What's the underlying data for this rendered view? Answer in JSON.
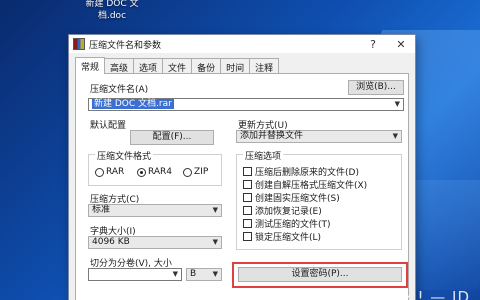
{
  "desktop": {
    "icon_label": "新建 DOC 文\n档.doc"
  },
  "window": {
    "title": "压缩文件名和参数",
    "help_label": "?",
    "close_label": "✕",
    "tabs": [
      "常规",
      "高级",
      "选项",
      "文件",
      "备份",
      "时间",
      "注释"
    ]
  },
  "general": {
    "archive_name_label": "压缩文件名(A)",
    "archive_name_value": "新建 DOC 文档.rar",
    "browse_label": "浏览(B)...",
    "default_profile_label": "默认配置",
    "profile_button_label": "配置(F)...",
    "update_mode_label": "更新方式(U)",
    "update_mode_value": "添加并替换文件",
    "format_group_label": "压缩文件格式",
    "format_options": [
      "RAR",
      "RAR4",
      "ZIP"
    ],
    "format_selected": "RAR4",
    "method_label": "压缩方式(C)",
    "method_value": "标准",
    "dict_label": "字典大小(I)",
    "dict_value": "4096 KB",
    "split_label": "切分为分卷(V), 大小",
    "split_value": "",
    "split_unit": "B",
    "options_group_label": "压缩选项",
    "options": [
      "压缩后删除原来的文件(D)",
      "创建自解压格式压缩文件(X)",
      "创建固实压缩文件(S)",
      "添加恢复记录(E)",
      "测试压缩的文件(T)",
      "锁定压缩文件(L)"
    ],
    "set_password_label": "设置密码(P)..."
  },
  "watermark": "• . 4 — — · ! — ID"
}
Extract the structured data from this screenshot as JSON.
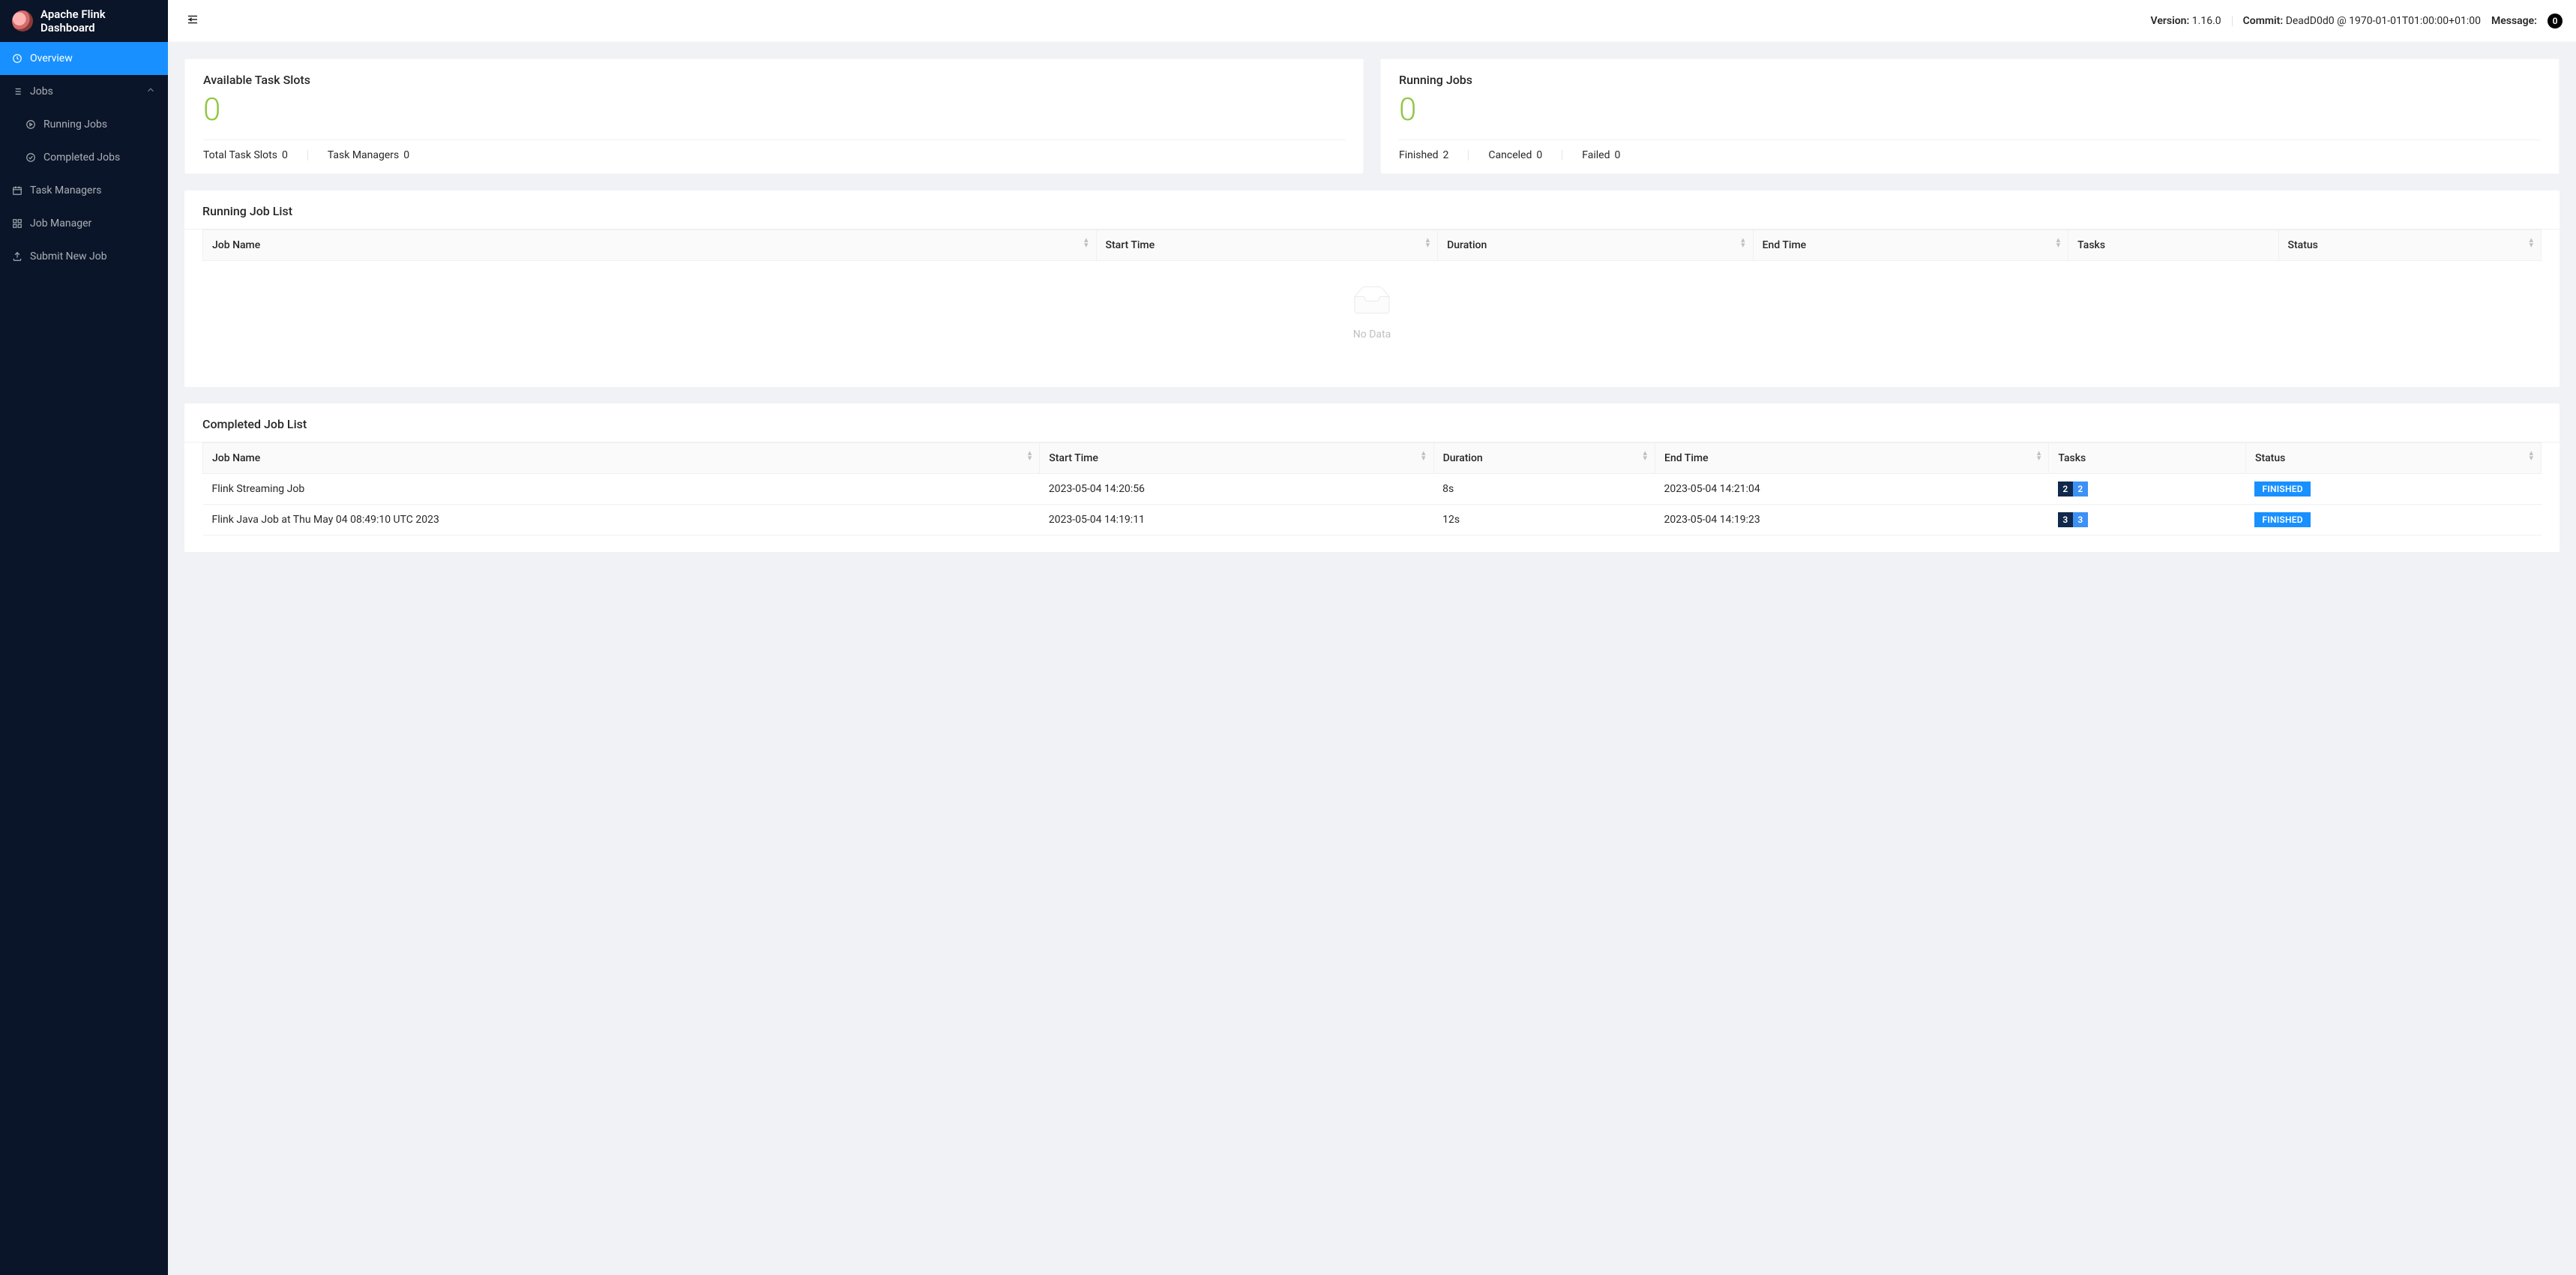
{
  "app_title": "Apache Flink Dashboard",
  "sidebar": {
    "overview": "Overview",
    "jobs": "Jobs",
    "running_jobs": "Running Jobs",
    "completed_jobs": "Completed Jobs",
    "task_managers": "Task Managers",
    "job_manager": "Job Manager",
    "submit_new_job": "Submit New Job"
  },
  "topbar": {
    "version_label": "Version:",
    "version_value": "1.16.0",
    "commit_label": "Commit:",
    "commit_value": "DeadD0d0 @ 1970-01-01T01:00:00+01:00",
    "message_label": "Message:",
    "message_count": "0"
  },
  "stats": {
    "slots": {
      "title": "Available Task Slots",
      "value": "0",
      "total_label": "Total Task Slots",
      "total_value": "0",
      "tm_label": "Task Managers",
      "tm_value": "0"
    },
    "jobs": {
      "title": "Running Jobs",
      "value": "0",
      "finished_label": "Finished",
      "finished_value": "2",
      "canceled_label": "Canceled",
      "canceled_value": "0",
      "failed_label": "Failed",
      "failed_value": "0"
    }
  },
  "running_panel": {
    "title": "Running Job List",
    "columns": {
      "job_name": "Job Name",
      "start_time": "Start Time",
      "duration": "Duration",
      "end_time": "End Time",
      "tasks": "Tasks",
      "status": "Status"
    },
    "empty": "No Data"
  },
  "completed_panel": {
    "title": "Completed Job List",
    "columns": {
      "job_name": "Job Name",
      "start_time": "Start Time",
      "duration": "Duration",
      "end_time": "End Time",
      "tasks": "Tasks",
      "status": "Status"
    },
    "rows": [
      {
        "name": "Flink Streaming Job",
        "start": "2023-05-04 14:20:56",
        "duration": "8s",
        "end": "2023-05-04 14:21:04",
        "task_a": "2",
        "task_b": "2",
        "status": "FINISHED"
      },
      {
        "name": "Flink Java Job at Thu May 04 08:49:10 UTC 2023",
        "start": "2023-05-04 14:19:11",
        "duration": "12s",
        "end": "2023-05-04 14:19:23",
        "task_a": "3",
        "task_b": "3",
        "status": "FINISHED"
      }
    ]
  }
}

◇ ◇ ◇

**Exercise prompt:**
Write the listing out a second time exactly, dropping all images.

**Result of this task:**
What's the underlying data for this rendered view? Answer in JSON.
{
  "desktop": {
    "icon_label": "新建 DOC 文\n档.doc"
  },
  "window": {
    "title": "压缩文件名和参数",
    "help_label": "?",
    "close_label": "✕",
    "tabs": [
      "常规",
      "高级",
      "选项",
      "文件",
      "备份",
      "时间",
      "注释"
    ]
  },
  "general": {
    "archive_name_label": "压缩文件名(A)",
    "archive_name_value": "新建 DOC 文档.rar",
    "browse_label": "浏览(B)...",
    "default_profile_label": "默认配置",
    "profile_button_label": "配置(F)...",
    "update_mode_label": "更新方式(U)",
    "update_mode_value": "添加并替换文件",
    "format_group_label": "压缩文件格式",
    "format_options": [
      "RAR",
      "RAR4",
      "ZIP"
    ],
    "format_selected": "RAR4",
    "method_label": "压缩方式(C)",
    "method_value": "标准",
    "dict_label": "字典大小(I)",
    "dict_value": "4096 KB",
    "split_label": "切分为分卷(V), 大小",
    "split_value": "",
    "split_unit": "B",
    "options_group_label": "压缩选项",
    "options": [
      "压缩后删除原来的文件(D)",
      "创建自解压格式压缩文件(X)",
      "创建固实压缩文件(S)",
      "添加恢复记录(E)",
      "测试压缩的文件(T)",
      "锁定压缩文件(L)"
    ],
    "set_password_label": "设置密码(P)..."
  },
  "watermark": "• . 4 — — · ! — ID"
}
Extract the structured data from this screenshot as JSON.
{
  "app_title": "Apache Flink Dashboard",
  "sidebar": {
    "overview": "Overview",
    "jobs": "Jobs",
    "running_jobs": "Running Jobs",
    "completed_jobs": "Completed Jobs",
    "task_managers": "Task Managers",
    "job_manager": "Job Manager",
    "submit_new_job": "Submit New Job"
  },
  "topbar": {
    "version_label": "Version:",
    "version_value": "1.16.0",
    "commit_label": "Commit:",
    "commit_value": "DeadD0d0 @ 1970-01-01T01:00:00+01:00",
    "message_label": "Message:",
    "message_count": "0"
  },
  "stats": {
    "slots": {
      "title": "Available Task Slots",
      "value": "0",
      "total_label": "Total Task Slots",
      "total_value": "0",
      "tm_label": "Task Managers",
      "tm_value": "0"
    },
    "jobs": {
      "title": "Running Jobs",
      "value": "0",
      "finished_label": "Finished",
      "finished_value": "2",
      "canceled_label": "Canceled",
      "canceled_value": "0",
      "failed_label": "Failed",
      "failed_value": "0"
    }
  },
  "running_panel": {
    "title": "Running Job List",
    "columns": {
      "job_name": "Job Name",
      "start_time": "Start Time",
      "duration": "Duration",
      "end_time": "End Time",
      "tasks": "Tasks",
      "status": "Status"
    },
    "empty": "No Data"
  },
  "completed_panel": {
    "title": "Completed Job List",
    "columns": {
      "job_name": "Job Name",
      "start_time": "Start Time",
      "duration": "Duration",
      "end_time": "End Time",
      "tasks": "Tasks",
      "status": "Status"
    },
    "rows": [
      {
        "name": "Flink Streaming Job",
        "start": "2023-05-04 14:20:56",
        "duration": "8s",
        "end": "2023-05-04 14:21:04",
        "task_a": "2",
        "task_b": "2",
        "status": "FINISHED"
      },
      {
        "name": "Flink Java Job at Thu May 04 08:49:10 UTC 2023",
        "start": "2023-05-04 14:19:11",
        "duration": "12s",
        "end": "2023-05-04 14:19:23",
        "task_a": "3",
        "task_b": "3",
        "status": "FINISHED"
      }
    ]
  }
}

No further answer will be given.